**Collected data entries:**
--- Start ---

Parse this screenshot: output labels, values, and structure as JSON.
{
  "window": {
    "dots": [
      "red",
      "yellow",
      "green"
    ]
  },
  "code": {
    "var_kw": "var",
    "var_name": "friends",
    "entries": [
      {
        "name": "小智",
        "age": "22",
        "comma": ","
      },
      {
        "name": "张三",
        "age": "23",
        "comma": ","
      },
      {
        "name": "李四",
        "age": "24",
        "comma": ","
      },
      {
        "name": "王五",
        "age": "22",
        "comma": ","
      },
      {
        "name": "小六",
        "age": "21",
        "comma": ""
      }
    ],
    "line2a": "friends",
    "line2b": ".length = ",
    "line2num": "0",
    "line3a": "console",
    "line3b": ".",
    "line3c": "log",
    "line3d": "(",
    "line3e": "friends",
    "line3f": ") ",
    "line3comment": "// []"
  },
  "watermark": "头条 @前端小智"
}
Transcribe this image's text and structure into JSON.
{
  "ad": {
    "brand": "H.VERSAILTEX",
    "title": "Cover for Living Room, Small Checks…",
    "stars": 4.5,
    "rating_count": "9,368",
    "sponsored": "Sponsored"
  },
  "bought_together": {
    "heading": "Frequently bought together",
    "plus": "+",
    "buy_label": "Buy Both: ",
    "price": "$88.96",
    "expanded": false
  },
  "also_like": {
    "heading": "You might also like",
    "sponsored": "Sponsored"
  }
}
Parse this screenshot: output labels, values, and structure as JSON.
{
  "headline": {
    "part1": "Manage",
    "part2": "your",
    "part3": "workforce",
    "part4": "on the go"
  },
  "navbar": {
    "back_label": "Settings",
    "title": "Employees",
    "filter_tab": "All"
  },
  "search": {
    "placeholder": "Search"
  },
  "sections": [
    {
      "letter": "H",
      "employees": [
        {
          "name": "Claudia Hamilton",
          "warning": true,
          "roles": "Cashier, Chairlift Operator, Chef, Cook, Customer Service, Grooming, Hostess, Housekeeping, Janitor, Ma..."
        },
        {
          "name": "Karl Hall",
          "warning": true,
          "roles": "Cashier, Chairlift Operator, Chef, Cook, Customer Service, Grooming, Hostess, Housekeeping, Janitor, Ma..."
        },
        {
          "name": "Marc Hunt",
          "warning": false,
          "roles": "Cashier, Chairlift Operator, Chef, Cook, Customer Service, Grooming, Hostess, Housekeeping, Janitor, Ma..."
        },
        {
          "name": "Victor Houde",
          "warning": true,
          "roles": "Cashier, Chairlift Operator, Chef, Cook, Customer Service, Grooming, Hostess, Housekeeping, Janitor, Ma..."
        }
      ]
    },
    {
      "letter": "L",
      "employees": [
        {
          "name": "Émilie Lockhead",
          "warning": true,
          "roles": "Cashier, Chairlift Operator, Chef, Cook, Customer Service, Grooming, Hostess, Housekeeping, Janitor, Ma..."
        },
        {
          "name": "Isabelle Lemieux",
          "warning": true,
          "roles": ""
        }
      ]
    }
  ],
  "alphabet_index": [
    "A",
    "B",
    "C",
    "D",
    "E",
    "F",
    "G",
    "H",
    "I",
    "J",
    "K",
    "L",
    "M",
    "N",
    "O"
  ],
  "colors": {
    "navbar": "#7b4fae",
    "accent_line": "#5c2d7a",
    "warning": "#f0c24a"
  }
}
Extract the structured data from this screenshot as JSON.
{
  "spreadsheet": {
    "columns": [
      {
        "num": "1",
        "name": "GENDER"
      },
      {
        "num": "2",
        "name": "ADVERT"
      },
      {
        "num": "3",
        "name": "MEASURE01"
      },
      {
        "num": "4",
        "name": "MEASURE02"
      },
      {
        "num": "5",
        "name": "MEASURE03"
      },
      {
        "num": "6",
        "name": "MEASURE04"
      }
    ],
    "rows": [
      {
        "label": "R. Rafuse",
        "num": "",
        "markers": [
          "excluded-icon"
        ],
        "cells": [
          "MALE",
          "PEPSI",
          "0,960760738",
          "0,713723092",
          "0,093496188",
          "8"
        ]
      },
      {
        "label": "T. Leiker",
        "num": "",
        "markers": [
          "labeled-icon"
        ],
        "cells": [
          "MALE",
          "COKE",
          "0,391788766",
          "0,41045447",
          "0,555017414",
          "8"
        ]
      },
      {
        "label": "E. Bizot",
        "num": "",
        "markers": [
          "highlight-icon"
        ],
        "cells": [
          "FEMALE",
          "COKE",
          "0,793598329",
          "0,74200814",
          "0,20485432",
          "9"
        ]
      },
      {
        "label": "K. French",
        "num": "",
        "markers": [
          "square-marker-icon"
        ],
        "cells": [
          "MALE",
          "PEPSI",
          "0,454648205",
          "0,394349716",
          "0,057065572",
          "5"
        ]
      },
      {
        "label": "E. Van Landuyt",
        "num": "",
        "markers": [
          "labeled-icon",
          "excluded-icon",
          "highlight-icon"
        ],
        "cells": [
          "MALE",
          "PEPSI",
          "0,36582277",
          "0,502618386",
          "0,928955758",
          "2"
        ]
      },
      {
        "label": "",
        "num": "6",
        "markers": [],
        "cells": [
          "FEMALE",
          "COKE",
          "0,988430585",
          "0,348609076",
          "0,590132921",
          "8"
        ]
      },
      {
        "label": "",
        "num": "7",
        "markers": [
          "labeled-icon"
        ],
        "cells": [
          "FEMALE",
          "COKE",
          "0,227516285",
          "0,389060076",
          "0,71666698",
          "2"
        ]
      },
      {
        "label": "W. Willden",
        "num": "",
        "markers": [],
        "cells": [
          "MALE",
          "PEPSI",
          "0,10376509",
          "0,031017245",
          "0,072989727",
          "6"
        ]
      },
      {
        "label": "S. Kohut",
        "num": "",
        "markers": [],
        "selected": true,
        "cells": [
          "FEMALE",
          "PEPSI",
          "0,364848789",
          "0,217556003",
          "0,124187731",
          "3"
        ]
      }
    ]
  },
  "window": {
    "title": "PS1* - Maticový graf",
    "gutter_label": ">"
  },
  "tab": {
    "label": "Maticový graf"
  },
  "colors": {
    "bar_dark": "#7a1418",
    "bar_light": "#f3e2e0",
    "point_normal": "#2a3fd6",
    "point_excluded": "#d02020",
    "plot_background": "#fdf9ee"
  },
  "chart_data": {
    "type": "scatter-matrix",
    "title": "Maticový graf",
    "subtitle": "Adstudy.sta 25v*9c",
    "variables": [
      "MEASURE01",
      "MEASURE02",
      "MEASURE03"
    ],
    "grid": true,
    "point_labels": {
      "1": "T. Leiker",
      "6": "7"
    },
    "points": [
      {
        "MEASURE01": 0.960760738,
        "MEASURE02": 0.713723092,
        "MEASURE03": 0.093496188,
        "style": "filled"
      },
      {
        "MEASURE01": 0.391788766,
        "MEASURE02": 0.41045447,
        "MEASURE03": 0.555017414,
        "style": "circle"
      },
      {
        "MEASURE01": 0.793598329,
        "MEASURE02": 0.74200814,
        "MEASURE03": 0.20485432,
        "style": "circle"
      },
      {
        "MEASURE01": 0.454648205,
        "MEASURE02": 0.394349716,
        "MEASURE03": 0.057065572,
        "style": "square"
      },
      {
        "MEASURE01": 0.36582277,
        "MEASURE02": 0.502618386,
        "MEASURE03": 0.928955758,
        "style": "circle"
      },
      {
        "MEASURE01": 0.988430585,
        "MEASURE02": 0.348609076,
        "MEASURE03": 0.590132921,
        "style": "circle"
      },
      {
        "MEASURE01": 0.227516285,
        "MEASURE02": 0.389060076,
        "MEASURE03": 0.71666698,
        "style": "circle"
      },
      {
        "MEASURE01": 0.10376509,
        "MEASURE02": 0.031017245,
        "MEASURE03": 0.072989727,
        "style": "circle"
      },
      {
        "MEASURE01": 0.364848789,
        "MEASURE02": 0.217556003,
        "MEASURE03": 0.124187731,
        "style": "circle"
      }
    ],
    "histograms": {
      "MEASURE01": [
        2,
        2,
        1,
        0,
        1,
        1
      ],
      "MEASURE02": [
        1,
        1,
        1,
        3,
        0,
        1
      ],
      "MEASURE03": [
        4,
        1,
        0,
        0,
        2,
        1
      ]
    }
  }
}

--- End ---

**What is asked:** Search the records above for "graf". Copy each line where it is found.

**Solution to this task:**
    "title": "PS1* - Maticový graf",
    "label": "Maticový graf"
    "title": "Maticový graf",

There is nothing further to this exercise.